▶ **What to do**:
Find each line that has the string "JSON" and give the total, with nothing else.

▶ **Recorded information**:
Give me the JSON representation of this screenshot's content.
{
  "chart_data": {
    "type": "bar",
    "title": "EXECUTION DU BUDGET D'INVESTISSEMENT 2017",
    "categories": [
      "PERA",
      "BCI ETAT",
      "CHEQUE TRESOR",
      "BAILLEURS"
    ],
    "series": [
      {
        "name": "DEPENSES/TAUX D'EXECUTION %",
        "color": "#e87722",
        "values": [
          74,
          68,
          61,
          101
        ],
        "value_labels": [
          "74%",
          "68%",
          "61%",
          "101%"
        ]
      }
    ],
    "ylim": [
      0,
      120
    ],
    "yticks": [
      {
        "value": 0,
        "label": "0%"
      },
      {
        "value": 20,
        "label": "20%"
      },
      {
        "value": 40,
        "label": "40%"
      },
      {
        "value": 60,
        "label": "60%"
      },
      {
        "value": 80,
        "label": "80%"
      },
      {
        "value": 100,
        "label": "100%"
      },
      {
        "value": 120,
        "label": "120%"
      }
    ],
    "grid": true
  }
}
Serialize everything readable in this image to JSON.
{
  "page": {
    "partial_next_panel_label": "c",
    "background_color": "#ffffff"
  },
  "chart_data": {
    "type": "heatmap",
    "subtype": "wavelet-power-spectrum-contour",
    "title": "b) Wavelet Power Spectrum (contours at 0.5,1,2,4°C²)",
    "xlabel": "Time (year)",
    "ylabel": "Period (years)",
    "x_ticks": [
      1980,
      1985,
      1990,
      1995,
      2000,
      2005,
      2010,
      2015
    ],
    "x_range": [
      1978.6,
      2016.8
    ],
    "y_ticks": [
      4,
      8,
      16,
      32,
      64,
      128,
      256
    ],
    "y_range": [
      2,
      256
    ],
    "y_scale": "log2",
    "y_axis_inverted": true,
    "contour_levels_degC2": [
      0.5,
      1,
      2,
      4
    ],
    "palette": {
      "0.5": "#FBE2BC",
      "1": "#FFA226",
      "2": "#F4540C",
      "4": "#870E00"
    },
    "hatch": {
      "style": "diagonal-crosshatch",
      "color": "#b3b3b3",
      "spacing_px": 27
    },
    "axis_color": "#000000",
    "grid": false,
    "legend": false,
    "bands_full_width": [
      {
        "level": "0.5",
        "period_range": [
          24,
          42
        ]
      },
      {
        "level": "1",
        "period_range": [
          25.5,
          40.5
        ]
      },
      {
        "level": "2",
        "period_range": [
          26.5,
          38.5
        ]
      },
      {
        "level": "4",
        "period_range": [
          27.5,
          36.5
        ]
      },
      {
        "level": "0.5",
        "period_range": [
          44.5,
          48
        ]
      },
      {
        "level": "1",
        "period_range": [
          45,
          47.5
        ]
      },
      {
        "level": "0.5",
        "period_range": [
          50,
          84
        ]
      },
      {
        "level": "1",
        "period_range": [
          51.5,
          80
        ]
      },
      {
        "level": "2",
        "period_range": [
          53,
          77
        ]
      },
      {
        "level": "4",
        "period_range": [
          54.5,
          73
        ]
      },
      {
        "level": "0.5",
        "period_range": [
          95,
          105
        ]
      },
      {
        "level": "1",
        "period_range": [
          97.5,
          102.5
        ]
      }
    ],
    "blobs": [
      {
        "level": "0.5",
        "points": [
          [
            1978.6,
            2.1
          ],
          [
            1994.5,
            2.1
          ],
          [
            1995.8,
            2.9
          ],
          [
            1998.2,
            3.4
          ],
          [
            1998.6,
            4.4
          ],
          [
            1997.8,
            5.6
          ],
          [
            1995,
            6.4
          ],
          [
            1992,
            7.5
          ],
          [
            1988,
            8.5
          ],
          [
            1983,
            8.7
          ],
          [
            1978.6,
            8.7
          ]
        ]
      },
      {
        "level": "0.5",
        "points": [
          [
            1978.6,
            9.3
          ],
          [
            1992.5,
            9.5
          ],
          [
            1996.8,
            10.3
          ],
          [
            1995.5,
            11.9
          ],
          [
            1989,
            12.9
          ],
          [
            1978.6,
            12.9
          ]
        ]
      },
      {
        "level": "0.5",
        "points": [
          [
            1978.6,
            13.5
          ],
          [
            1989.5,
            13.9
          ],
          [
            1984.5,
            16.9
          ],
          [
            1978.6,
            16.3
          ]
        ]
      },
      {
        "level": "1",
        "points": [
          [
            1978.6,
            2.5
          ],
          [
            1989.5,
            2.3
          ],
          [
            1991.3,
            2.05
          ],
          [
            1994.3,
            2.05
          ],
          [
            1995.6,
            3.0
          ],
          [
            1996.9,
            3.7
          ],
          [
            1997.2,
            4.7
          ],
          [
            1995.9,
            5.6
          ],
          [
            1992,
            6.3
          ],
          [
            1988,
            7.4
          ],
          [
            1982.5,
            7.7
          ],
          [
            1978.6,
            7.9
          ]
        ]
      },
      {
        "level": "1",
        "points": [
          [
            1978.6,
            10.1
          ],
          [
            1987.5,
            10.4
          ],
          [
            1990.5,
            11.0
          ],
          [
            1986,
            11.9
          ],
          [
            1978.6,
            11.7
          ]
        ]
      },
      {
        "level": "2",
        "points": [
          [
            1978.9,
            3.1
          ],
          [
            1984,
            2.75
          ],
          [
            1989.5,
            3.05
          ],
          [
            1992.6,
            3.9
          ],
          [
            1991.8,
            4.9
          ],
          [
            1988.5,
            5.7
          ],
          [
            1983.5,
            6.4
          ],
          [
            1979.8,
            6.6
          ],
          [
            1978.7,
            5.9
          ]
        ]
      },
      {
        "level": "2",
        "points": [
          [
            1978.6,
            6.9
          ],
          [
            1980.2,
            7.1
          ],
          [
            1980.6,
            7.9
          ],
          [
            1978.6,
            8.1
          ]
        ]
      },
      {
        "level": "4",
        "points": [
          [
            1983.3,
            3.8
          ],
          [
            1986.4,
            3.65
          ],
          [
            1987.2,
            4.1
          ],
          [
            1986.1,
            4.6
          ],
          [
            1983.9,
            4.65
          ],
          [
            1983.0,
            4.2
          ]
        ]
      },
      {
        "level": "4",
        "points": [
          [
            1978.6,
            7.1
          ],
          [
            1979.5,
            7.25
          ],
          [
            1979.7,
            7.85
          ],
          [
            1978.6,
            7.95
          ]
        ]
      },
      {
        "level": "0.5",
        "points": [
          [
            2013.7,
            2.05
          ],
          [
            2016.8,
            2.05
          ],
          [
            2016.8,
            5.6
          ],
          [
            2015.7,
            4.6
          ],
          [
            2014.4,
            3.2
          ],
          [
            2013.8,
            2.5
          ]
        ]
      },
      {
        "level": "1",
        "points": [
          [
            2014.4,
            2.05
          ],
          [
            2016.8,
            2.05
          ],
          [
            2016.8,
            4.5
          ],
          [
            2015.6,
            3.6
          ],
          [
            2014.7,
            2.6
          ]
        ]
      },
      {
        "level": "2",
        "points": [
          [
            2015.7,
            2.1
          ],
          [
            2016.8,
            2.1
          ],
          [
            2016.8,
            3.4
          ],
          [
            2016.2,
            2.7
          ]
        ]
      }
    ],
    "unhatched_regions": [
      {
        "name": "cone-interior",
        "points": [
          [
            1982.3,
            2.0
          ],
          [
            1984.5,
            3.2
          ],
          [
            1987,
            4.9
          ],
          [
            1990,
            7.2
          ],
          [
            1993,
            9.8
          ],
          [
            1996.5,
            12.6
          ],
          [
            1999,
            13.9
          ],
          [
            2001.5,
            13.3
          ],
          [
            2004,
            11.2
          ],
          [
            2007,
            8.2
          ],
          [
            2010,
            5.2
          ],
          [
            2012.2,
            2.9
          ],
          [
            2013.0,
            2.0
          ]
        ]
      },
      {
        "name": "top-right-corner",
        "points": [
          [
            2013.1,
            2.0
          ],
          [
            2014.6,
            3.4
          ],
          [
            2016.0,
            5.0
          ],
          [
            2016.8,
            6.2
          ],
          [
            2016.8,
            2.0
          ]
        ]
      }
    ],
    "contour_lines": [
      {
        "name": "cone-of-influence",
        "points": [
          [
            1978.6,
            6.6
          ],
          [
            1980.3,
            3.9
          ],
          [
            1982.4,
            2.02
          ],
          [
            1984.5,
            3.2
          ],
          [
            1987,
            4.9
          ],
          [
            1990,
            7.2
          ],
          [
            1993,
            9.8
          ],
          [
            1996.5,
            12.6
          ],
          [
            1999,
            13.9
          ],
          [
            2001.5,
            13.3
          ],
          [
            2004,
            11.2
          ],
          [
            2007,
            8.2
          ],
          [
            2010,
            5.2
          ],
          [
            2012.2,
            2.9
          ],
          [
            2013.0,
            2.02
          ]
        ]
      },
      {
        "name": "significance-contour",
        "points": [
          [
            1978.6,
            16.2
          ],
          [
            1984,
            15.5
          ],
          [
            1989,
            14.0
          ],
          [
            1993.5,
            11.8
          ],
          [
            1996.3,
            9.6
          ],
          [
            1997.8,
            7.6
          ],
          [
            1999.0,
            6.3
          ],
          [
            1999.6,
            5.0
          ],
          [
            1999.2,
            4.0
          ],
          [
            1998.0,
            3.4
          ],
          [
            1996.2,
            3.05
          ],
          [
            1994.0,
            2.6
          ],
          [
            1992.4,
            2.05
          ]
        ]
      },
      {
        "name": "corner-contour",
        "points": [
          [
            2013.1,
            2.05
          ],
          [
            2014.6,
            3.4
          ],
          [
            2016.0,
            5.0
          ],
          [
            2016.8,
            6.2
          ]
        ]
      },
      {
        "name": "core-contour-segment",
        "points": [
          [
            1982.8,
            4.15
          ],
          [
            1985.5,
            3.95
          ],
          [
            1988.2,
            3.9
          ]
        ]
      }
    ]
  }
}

▶ **The response**:
2